Copy out only the lines running from the one that contains "Output a JSON" through the end of the listing. Pictures stay out.

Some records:
====

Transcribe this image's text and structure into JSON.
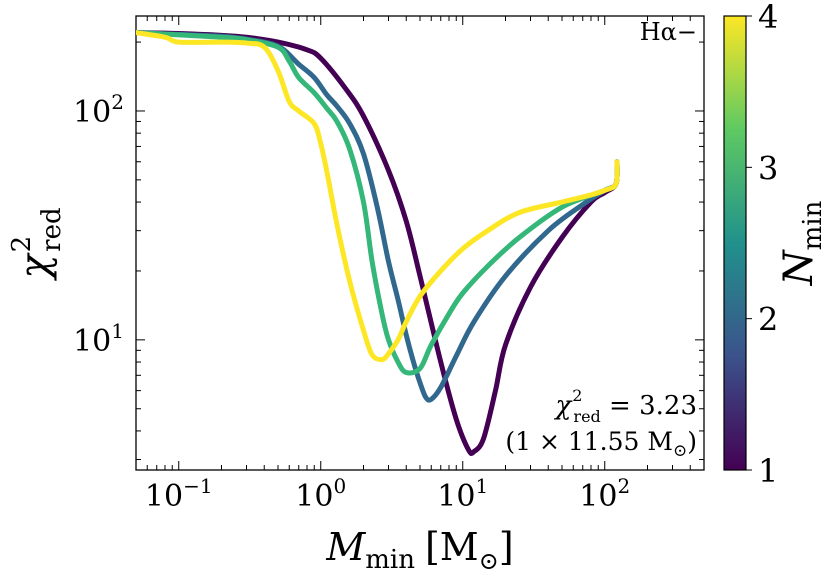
{
  "chart_data": {
    "type": "line",
    "title": "",
    "annotation_top_right": "Hα−",
    "annotation_chi_prefix": "χ",
    "annotation_chi_sup": "2",
    "annotation_chi_sub": "red",
    "annotation_chi_value": " = 3.23",
    "annotation_best": "(1 × 11.55 M",
    "annotation_best_sun": "⊙",
    "annotation_best_close": ")",
    "xlabel_main": "M",
    "xlabel_sub": "min",
    "xlabel_unit_open": "[M",
    "xlabel_unit_sun": "⊙",
    "xlabel_unit_close": "]",
    "ylabel_main": "χ",
    "ylabel_sup": "2",
    "ylabel_sub": "red",
    "xscale": "log",
    "yscale": "log",
    "xlim": [
      0.05,
      500
    ],
    "ylim": [
      2.7,
      260
    ],
    "x_tick_labels": [
      {
        "base": "10",
        "exp": "−1",
        "value": 0.1
      },
      {
        "base": "10",
        "exp": "0",
        "value": 1
      },
      {
        "base": "10",
        "exp": "1",
        "value": 10
      },
      {
        "base": "10",
        "exp": "2",
        "value": 100
      }
    ],
    "y_tick_labels": [
      {
        "base": "10",
        "exp": "1",
        "value": 10
      },
      {
        "base": "10",
        "exp": "2",
        "value": 100
      }
    ],
    "colorbar": {
      "label_main": "N",
      "label_sub": "min",
      "range": [
        1,
        4
      ],
      "ticks": [
        "1",
        "2",
        "3",
        "4"
      ],
      "colormap": "viridis",
      "colors": [
        "#440154",
        "#3b528b",
        "#21918c",
        "#5ec962",
        "#fde725"
      ]
    },
    "series": [
      {
        "name": "N_min = 1",
        "color": "#440154",
        "x": [
          0.05,
          0.1,
          0.2,
          0.3,
          0.5,
          0.8,
          1,
          1.5,
          2,
          3,
          4,
          5,
          7,
          9,
          11,
          12,
          14,
          17,
          20,
          30,
          50,
          80,
          100,
          120,
          122
        ],
        "y": [
          220,
          218,
          214,
          210,
          200,
          185,
          170,
          125,
          95,
          55,
          33,
          19,
          8,
          4.5,
          3.3,
          3.25,
          3.7,
          6,
          9.5,
          17,
          28,
          40,
          44,
          48,
          60
        ]
      },
      {
        "name": "N_min = 2",
        "color": "#31688e",
        "x": [
          0.05,
          0.1,
          0.2,
          0.3,
          0.5,
          0.7,
          0.9,
          1.1,
          1.3,
          1.6,
          2,
          2.5,
          3,
          3.5,
          4,
          4.5,
          5,
          5.5,
          6,
          7,
          9,
          12,
          20,
          40,
          70,
          100,
          120,
          122
        ],
        "y": [
          220,
          216,
          212,
          206,
          192,
          160,
          140,
          118,
          105,
          88,
          65,
          38,
          22,
          15,
          10.5,
          8,
          6.5,
          5.6,
          5.5,
          6.2,
          8.5,
          12,
          19,
          30,
          39,
          45,
          48,
          60
        ]
      },
      {
        "name": "N_min = 3",
        "color": "#35b779",
        "x": [
          0.05,
          0.1,
          0.2,
          0.3,
          0.5,
          0.6,
          0.7,
          0.9,
          1.1,
          1.3,
          1.6,
          2,
          2.3,
          2.7,
          3,
          3.5,
          4,
          5,
          6,
          8,
          10,
          15,
          25,
          50,
          100,
          120,
          122
        ],
        "y": [
          220,
          215,
          210,
          205,
          190,
          165,
          140,
          120,
          103,
          90,
          68,
          40,
          22,
          13,
          10,
          8,
          7.2,
          7.5,
          9.5,
          13,
          16,
          21,
          28,
          38,
          45,
          48,
          60
        ]
      },
      {
        "name": "N_min = 4",
        "color": "#fde725",
        "x": [
          0.05,
          0.08,
          0.1,
          0.2,
          0.3,
          0.4,
          0.5,
          0.6,
          0.7,
          0.9,
          1.0,
          1.1,
          1.3,
          1.6,
          2.0,
          2.3,
          2.7,
          3.0,
          3.5,
          4,
          5,
          7,
          10,
          15,
          25,
          50,
          80,
          100,
          120,
          122
        ],
        "y": [
          220,
          210,
          200,
          200,
          198,
          190,
          150,
          110,
          100,
          88,
          72,
          55,
          32,
          18,
          11,
          8.6,
          8.2,
          8.7,
          10,
          12,
          15.5,
          20,
          25,
          30,
          36,
          40,
          43,
          45,
          48,
          60
        ]
      }
    ]
  }
}
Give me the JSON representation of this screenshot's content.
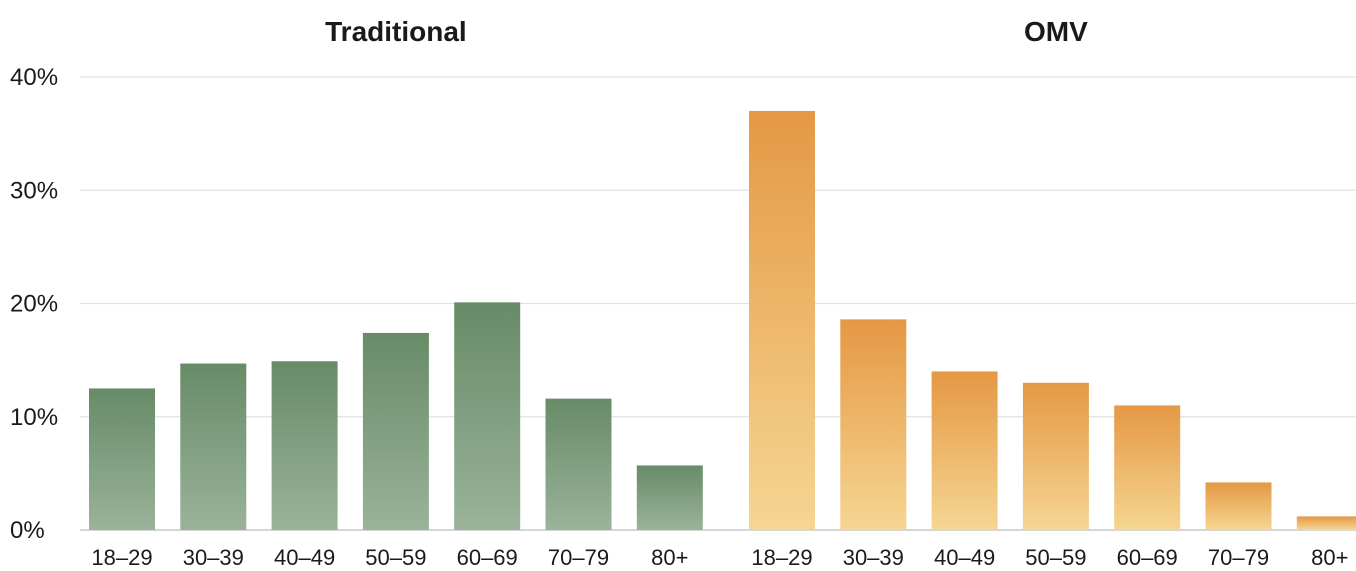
{
  "chart_data": {
    "type": "bar",
    "y_tick_labels": [
      "0%",
      "10%",
      "20%",
      "30%",
      "40%"
    ],
    "y_ticks": [
      0,
      10,
      20,
      30,
      40
    ],
    "ylim": [
      0,
      40
    ],
    "grid": true,
    "panels": [
      {
        "title": "Traditional",
        "categories": [
          "18–29",
          "30–39",
          "40–49",
          "50–59",
          "60–69",
          "70–79",
          "80+"
        ],
        "values": [
          12.5,
          14.7,
          14.9,
          17.4,
          20.1,
          11.6,
          5.7
        ],
        "color_top": "#678b67",
        "color_bottom": "#9ab39a"
      },
      {
        "title": "OMV",
        "categories": [
          "18–29",
          "30–39",
          "40–49",
          "50–59",
          "60–69",
          "70–79",
          "80+"
        ],
        "values": [
          37.0,
          18.6,
          14.0,
          13.0,
          11.0,
          4.2,
          1.2
        ],
        "color_top": "#e59844",
        "color_bottom": "#f5d692"
      }
    ]
  }
}
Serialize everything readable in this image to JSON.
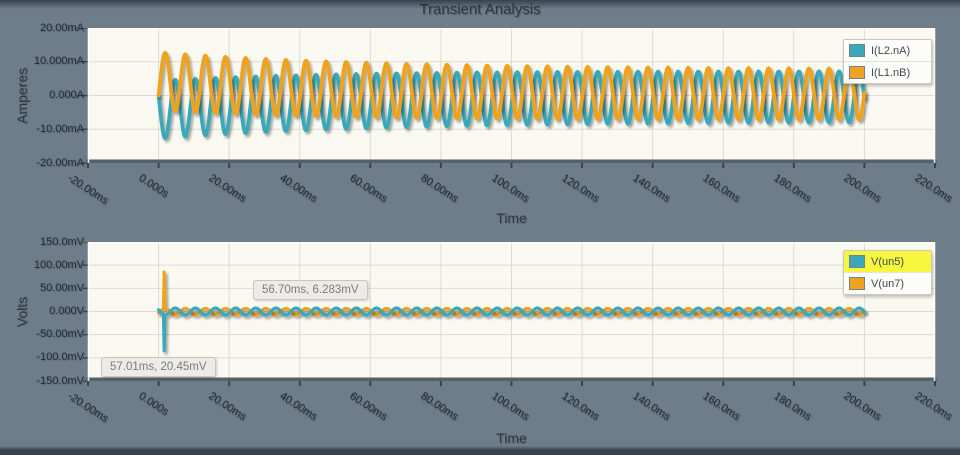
{
  "title": "Transient Analysis",
  "colors": {
    "background": "#6e7d8a",
    "plot_bg": "#faf9f1",
    "grid": "#dcdbd2",
    "axis_bar": "#566069",
    "tick_mark": "#39434d",
    "plot_edge": "#ffffff",
    "series_cyan": "#3aa8b9",
    "series_orange": "#efa21f",
    "text": "#2c3843",
    "legend_highlight": "#f6f63e",
    "tooltip_bg": "#ecebe7"
  },
  "chart_data": [
    {
      "type": "line",
      "title": "Transient Analysis",
      "xlabel": "Time",
      "ylabel": "Amperes",
      "x_unit": "ms",
      "x_range": [
        -20,
        220
      ],
      "y_unit": "mA",
      "y_range": [
        -20,
        20
      ],
      "grid": true,
      "legend_position": "top-right",
      "x_ticks": [
        "-20.00ms",
        "0.000s",
        "20.00ms",
        "40.00ms",
        "60.00ms",
        "80.00ms",
        "100.0ms",
        "120.0ms",
        "140.0ms",
        "160.0ms",
        "180.0ms",
        "200.0ms",
        "220.0ms"
      ],
      "y_ticks": [
        "20.00mA",
        "10.000mA",
        "0.000A",
        "-10.00mA",
        "-20.00mA"
      ],
      "series": [
        {
          "name": "I(L2.nA)",
          "color": "#3aa8b9",
          "highlighted": false,
          "z": 1,
          "model": "damped_offset_sine",
          "t_start_ms": 0,
          "t_end_ms": 200,
          "period_ms": 5.7,
          "phase_rad": -0.5,
          "sign": -1,
          "offset": {
            "start": 4.2,
            "end": 0.3,
            "tau_ms": 55
          },
          "amplitude": {
            "start": 8.6,
            "end": 7.4,
            "tau_ms": 100
          }
        },
        {
          "name": "I(L1.nB)",
          "color": "#efa21f",
          "highlighted": false,
          "z": 2,
          "model": "damped_offset_sine",
          "t_start_ms": 0,
          "t_end_ms": 200,
          "period_ms": 5.7,
          "phase_rad": -0.5,
          "sign": 1,
          "offset": {
            "start": 4.2,
            "end": 0.3,
            "tau_ms": 55
          },
          "amplitude": {
            "start": 8.6,
            "end": 7.4,
            "tau_ms": 100
          }
        }
      ]
    },
    {
      "type": "line",
      "title": "",
      "xlabel": "Time",
      "ylabel": "Volts",
      "x_unit": "ms",
      "x_range": [
        -20,
        220
      ],
      "y_unit": "mV",
      "y_range": [
        -150,
        150
      ],
      "grid": true,
      "legend_position": "top-right",
      "x_ticks": [
        "-20.00ms",
        "0.000s",
        "20.00ms",
        "40.00ms",
        "60.00ms",
        "80.00ms",
        "100.0ms",
        "120.0ms",
        "140.0ms",
        "160.0ms",
        "180.0ms",
        "200.0ms",
        "220.0ms"
      ],
      "y_ticks": [
        "150.0mV",
        "100.00mV",
        "50.00mV",
        "0.000V",
        "-50.00mV",
        "-100.0mV",
        "-150.0mV"
      ],
      "series": [
        {
          "name": "V(un5)",
          "color": "#3aa8b9",
          "highlighted": true,
          "z": 2,
          "model": "damped_offset_sine",
          "t_start_ms": 0,
          "t_end_ms": 200,
          "period_ms": 5.7,
          "phase_rad": -0.5,
          "sign": -1,
          "offset": {
            "start": 0,
            "end": 0,
            "tau_ms": 1
          },
          "amplitude": {
            "start": 7.5,
            "end": 7.5,
            "tau_ms": 1
          },
          "spike": {
            "t_ms": 1.6,
            "peak": -85
          }
        },
        {
          "name": "V(un7)",
          "color": "#efa21f",
          "highlighted": false,
          "z": 1,
          "model": "damped_offset_sine",
          "t_start_ms": 0,
          "t_end_ms": 200,
          "period_ms": 5.7,
          "phase_rad": -0.5,
          "sign": 1,
          "offset": {
            "start": 0,
            "end": 0,
            "tau_ms": 1
          },
          "amplitude": {
            "start": 6.5,
            "end": 6.5,
            "tau_ms": 1
          },
          "spike": {
            "t_ms": 1.6,
            "peak": 85
          }
        }
      ],
      "annotations": [
        {
          "text": "56.70ms, 6.283mV"
        },
        {
          "text": "57.01ms, 20.45mV"
        }
      ]
    }
  ]
}
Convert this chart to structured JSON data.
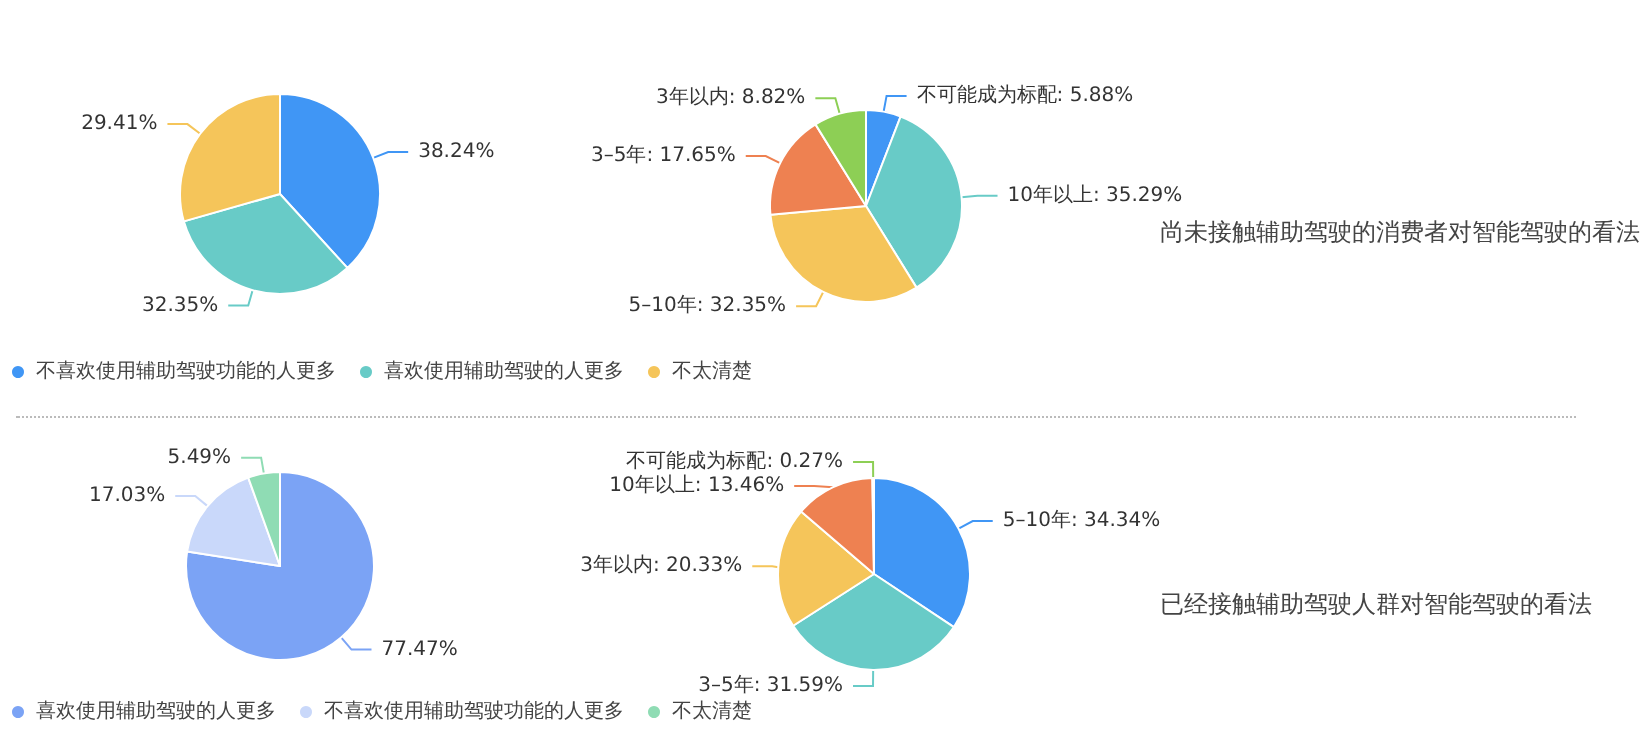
{
  "chart_data": [
    {
      "type": "pie",
      "categories": [
        "不喜欢使用辅助驾驶功能的人更多",
        "喜欢使用辅助驾驶的人更多",
        "不太清楚"
      ],
      "values": [
        38.24,
        32.35,
        29.41
      ],
      "colors": [
        "#4096f5",
        "#68cbc7",
        "#f5c55a"
      ],
      "value_labels": [
        "38.24%",
        "32.35%",
        "29.41%"
      ],
      "legend": "bottom"
    },
    {
      "type": "pie",
      "title": "尚未接触辅助驾驶的消费者对智能驾驶的看法",
      "categories": [
        "不可能成为标配",
        "10年以上",
        "5–10年",
        "3–5年",
        "3年以内"
      ],
      "values": [
        5.88,
        35.29,
        32.35,
        17.65,
        8.82
      ],
      "colors": [
        "#4096f5",
        "#68cbc7",
        "#f5c55a",
        "#ee8151",
        "#8dcf55"
      ],
      "value_labels": [
        "5.88%",
        "35.29%",
        "32.35%",
        "17.65%",
        "8.82%"
      ]
    },
    {
      "type": "pie",
      "categories": [
        "喜欢使用辅助驾驶的人更多",
        "不喜欢使用辅助驾驶功能的人更多",
        "不太清楚"
      ],
      "values": [
        77.47,
        17.03,
        5.49
      ],
      "colors": [
        "#7ba3f5",
        "#c9d8fa",
        "#8fdcb4"
      ],
      "value_labels": [
        "77.47%",
        "17.03%",
        "5.49%"
      ],
      "legend": "bottom"
    },
    {
      "type": "pie",
      "title": "已经接触辅助驾驶人群对智能驾驶的看法",
      "categories": [
        "5–10年",
        "3–5年",
        "3年以内",
        "10年以上",
        "不可能成为标配"
      ],
      "values": [
        34.34,
        31.59,
        20.33,
        13.46,
        0.27
      ],
      "colors": [
        "#4096f5",
        "#68cbc7",
        "#f5c55a",
        "#ee8151",
        "#8dcf55"
      ],
      "value_labels": [
        "34.34%",
        "31.59%",
        "20.33%",
        "13.46%",
        "0.27%"
      ]
    }
  ]
}
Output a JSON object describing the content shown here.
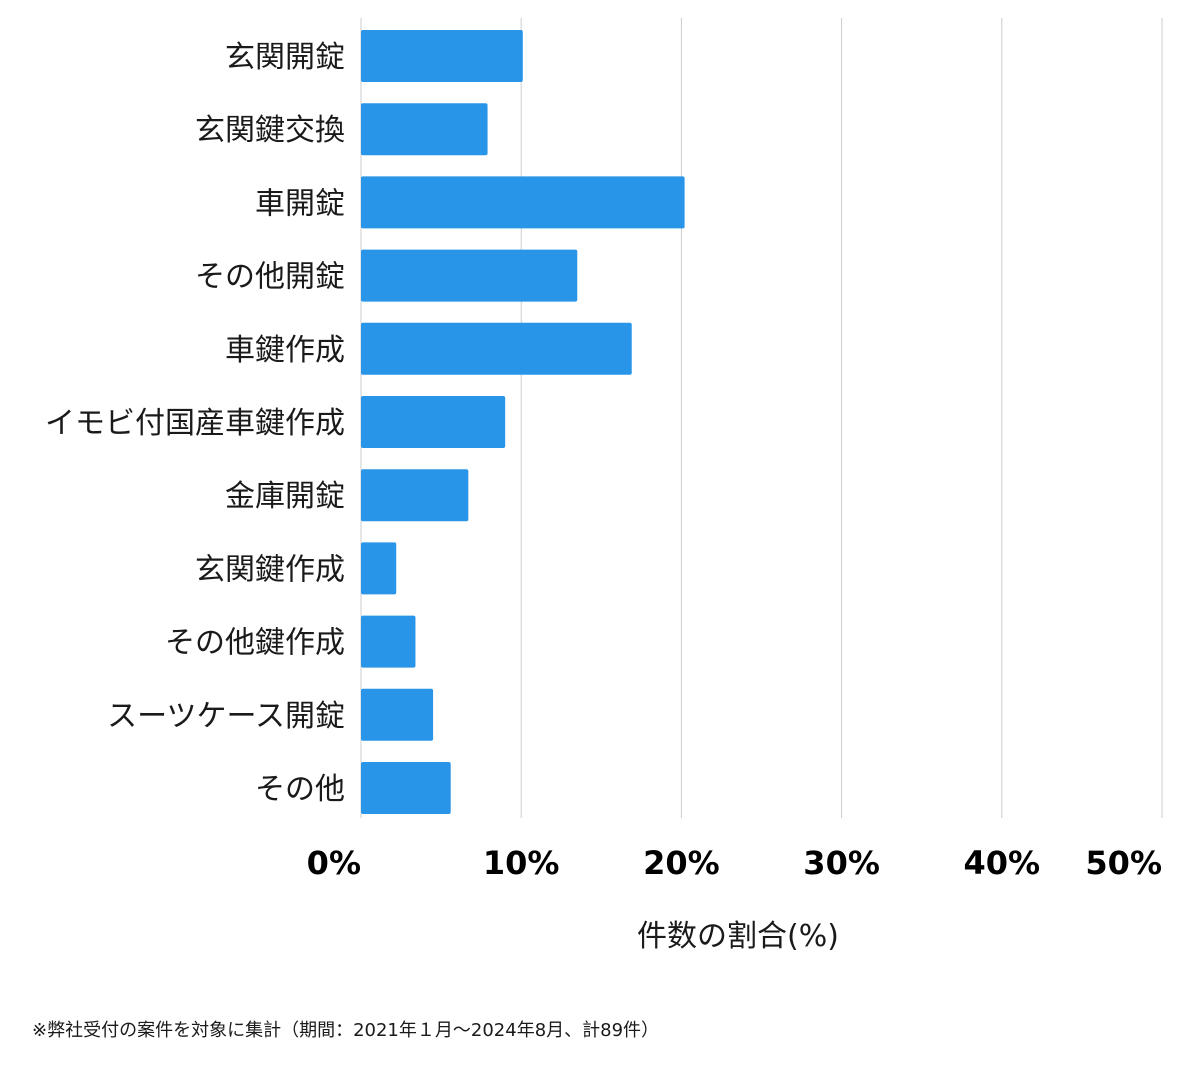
{
  "chart_data": {
    "type": "bar",
    "orientation": "horizontal",
    "categories": [
      "玄関開錠",
      "玄関鍵交換",
      "車開錠",
      "その他開錠",
      "車鍵作成",
      "イモビ付国産車鍵作成",
      "金庫開錠",
      "玄関鍵作成",
      "その他鍵作成",
      "スーツケース開錠",
      "その他"
    ],
    "values": [
      10.1,
      7.9,
      20.2,
      13.5,
      16.9,
      9.0,
      6.7,
      2.2,
      3.4,
      4.5,
      5.6
    ],
    "xlabel": "件数の割合(%)",
    "xlim": [
      0,
      50
    ],
    "ticks": [
      0,
      10,
      20,
      30,
      40,
      50
    ],
    "tick_labels": [
      "0%",
      "10%",
      "20%",
      "30%",
      "40%",
      "50%"
    ],
    "grid": true,
    "bar_color": "#2895e8",
    "grid_color": "#cccccc"
  },
  "footnote": "※弊社受付の案件を対象に集計（期間：2021年１月〜2024年8月、計89件）"
}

====

*TASK OUTPUT*:
Output a JSON object describing the content shown here.
{
  "chart_data": {
    "type": "bar",
    "orientation": "horizontal",
    "categories": [
      "玄関開錠",
      "玄関鍵交換",
      "車開錠",
      "その他開錠",
      "車鍵作成",
      "イモビ付国産車鍵作成",
      "金庫開錠",
      "玄関鍵作成",
      "その他鍵作成",
      "スーツケース開錠",
      "その他"
    ],
    "values": [
      10.1,
      7.9,
      20.2,
      13.5,
      16.9,
      9.0,
      6.7,
      2.2,
      3.4,
      4.5,
      5.6
    ],
    "xlabel": "件数の割合(%)",
    "xlim": [
      0,
      50
    ],
    "ticks": [
      0,
      10,
      20,
      30,
      40,
      50
    ],
    "tick_labels": [
      "0%",
      "10%",
      "20%",
      "30%",
      "40%",
      "50%"
    ],
    "grid": true,
    "bar_color": "#2895e8",
    "grid_color": "#cccccc"
  },
  "footnote": "※弊社受付の案件を対象に集計（期間：2021年１月〜2024年8月、計89件）"
}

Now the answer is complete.